_Problem requirements_
What is needed is a single figure: how many lines of the records below contain the word "JSON".

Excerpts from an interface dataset
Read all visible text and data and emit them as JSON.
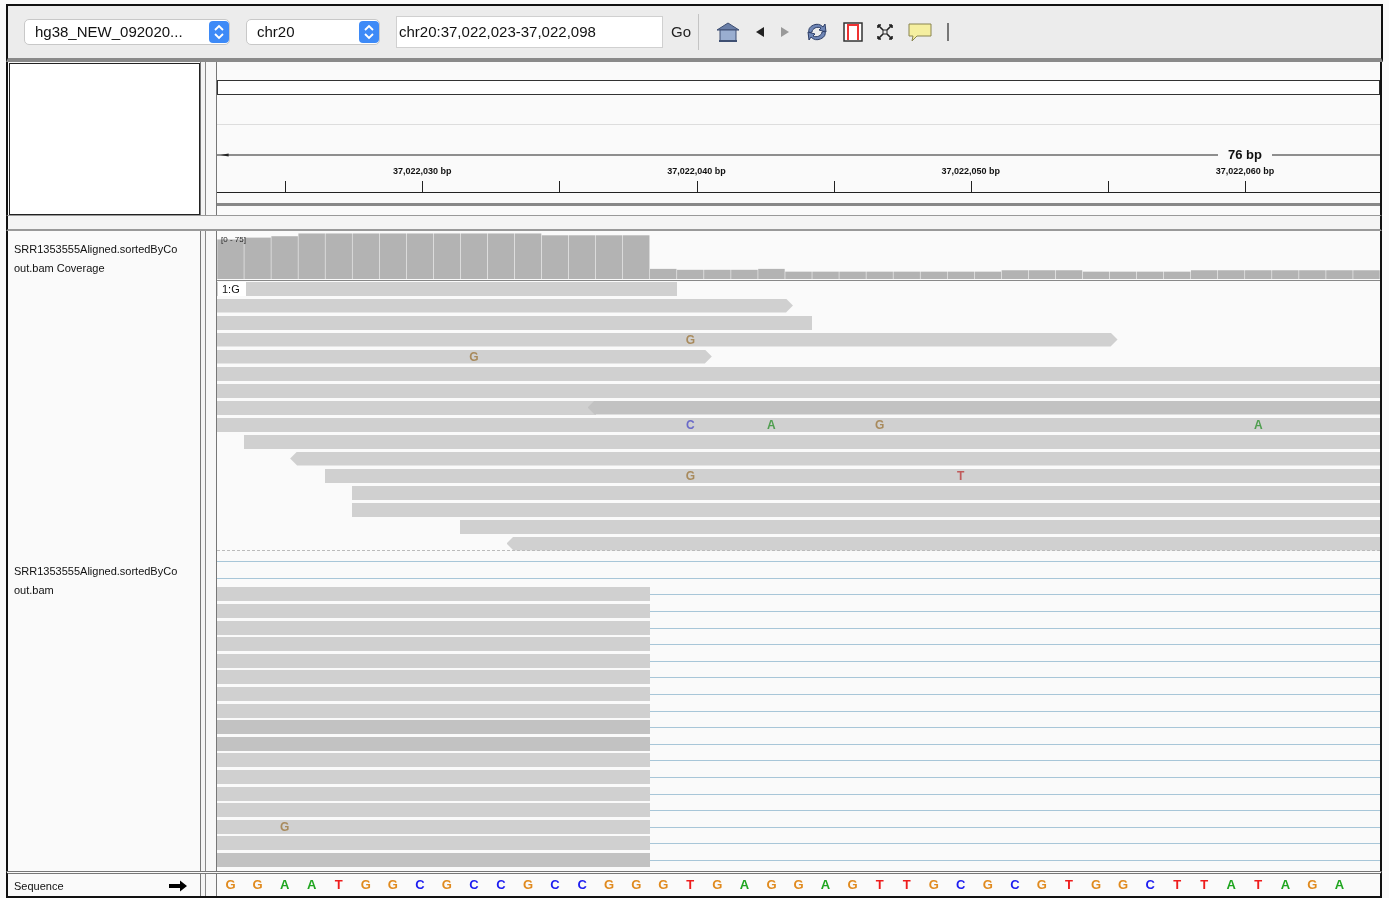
{
  "toolbar": {
    "genome_dropdown": "hg38_NEW_092020...",
    "chromosome_dropdown": "chr20",
    "locus_field": "chr20:37,022,023-37,022,098",
    "go_button": "Go"
  },
  "ruler": {
    "span": "76 bp",
    "ticks": [
      "37,022,030 bp",
      "37,022,040 bp",
      "37,022,050 bp",
      "37,022,060 bp"
    ]
  },
  "coverage_track": {
    "name": [
      "SRR1353555Aligned.sortedByCo",
      "out.bam Coverage"
    ],
    "range": "[0 - 75]"
  },
  "upper_reads": {
    "insertion_label": "1:G",
    "mismatches": [
      {
        "base": "G",
        "color": "#a88a5c"
      },
      {
        "base": "G",
        "color": "#a88a5c"
      },
      {
        "base": "C",
        "color": "#6a6ac8"
      },
      {
        "base": "A",
        "color": "#4f9e4f"
      },
      {
        "base": "G",
        "color": "#a88a5c"
      },
      {
        "base": "A",
        "color": "#4f9e4f"
      },
      {
        "base": "G",
        "color": "#a88a5c"
      },
      {
        "base": "T",
        "color": "#c05a5a"
      }
    ]
  },
  "alignment_track": {
    "name": [
      "SRR1353555Aligned.sortedByCo",
      "out.bam"
    ]
  },
  "lower_reads": {
    "mismatches": [
      {
        "base": "G",
        "color": "#a88a5c"
      }
    ]
  },
  "sequence_track": {
    "name": "Sequence",
    "bases": [
      {
        "base": "G",
        "color": "#e08a1e"
      },
      {
        "base": "G",
        "color": "#e08a1e"
      },
      {
        "base": "A",
        "color": "#1ea51e"
      },
      {
        "base": "A",
        "color": "#1ea51e"
      },
      {
        "base": "T",
        "color": "#ee1c1c"
      },
      {
        "base": "G",
        "color": "#e08a1e"
      },
      {
        "base": "G",
        "color": "#e08a1e"
      },
      {
        "base": "C",
        "color": "#1c1cf0"
      },
      {
        "base": "G",
        "color": "#e08a1e"
      },
      {
        "base": "C",
        "color": "#1c1cf0"
      },
      {
        "base": "C",
        "color": "#1c1cf0"
      },
      {
        "base": "G",
        "color": "#e08a1e"
      },
      {
        "base": "C",
        "color": "#1c1cf0"
      },
      {
        "base": "C",
        "color": "#1c1cf0"
      },
      {
        "base": "G",
        "color": "#e08a1e"
      },
      {
        "base": "G",
        "color": "#e08a1e"
      },
      {
        "base": "G",
        "color": "#e08a1e"
      },
      {
        "base": "T",
        "color": "#ee1c1c"
      },
      {
        "base": "G",
        "color": "#e08a1e"
      },
      {
        "base": "A",
        "color": "#1ea51e"
      },
      {
        "base": "G",
        "color": "#e08a1e"
      },
      {
        "base": "G",
        "color": "#e08a1e"
      },
      {
        "base": "A",
        "color": "#1ea51e"
      },
      {
        "base": "G",
        "color": "#e08a1e"
      },
      {
        "base": "T",
        "color": "#ee1c1c"
      },
      {
        "base": "T",
        "color": "#ee1c1c"
      },
      {
        "base": "G",
        "color": "#e08a1e"
      },
      {
        "base": "C",
        "color": "#1c1cf0"
      },
      {
        "base": "G",
        "color": "#e08a1e"
      },
      {
        "base": "C",
        "color": "#1c1cf0"
      },
      {
        "base": "G",
        "color": "#e08a1e"
      },
      {
        "base": "T",
        "color": "#ee1c1c"
      },
      {
        "base": "G",
        "color": "#e08a1e"
      },
      {
        "base": "G",
        "color": "#e08a1e"
      },
      {
        "base": "C",
        "color": "#1c1cf0"
      },
      {
        "base": "T",
        "color": "#ee1c1c"
      },
      {
        "base": "T",
        "color": "#ee1c1c"
      },
      {
        "base": "A",
        "color": "#1ea51e"
      },
      {
        "base": "T",
        "color": "#ee1c1c"
      },
      {
        "base": "A",
        "color": "#1ea51e"
      },
      {
        "base": "G",
        "color": "#e08a1e"
      },
      {
        "base": "A",
        "color": "#1ea51e"
      }
    ]
  }
}
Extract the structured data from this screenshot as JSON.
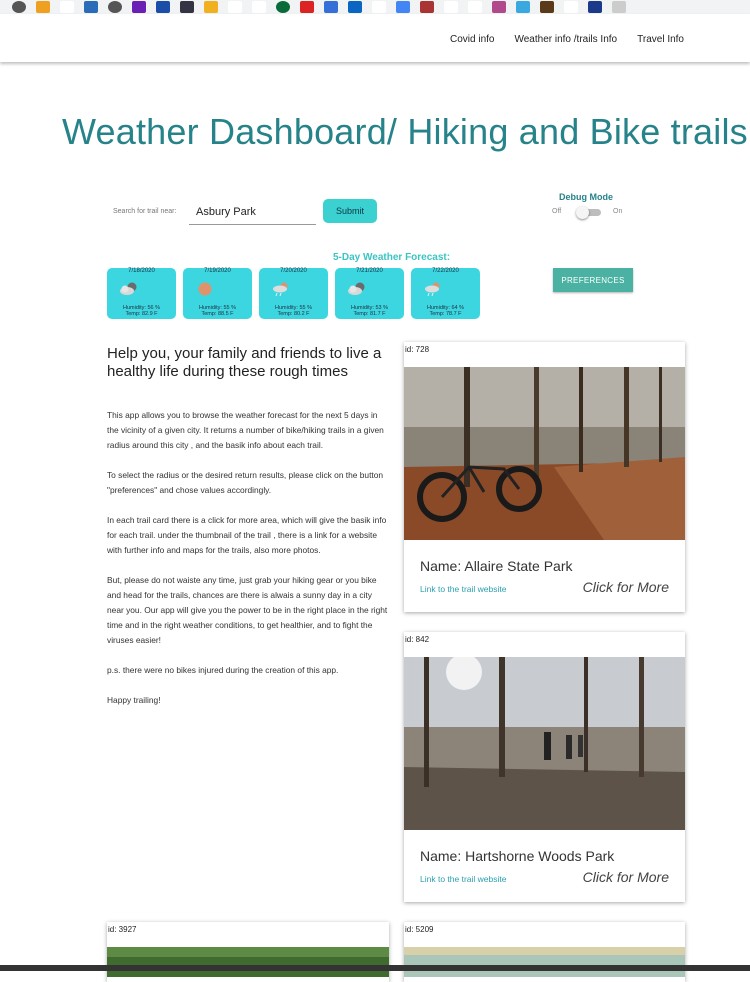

_Exercise response_
2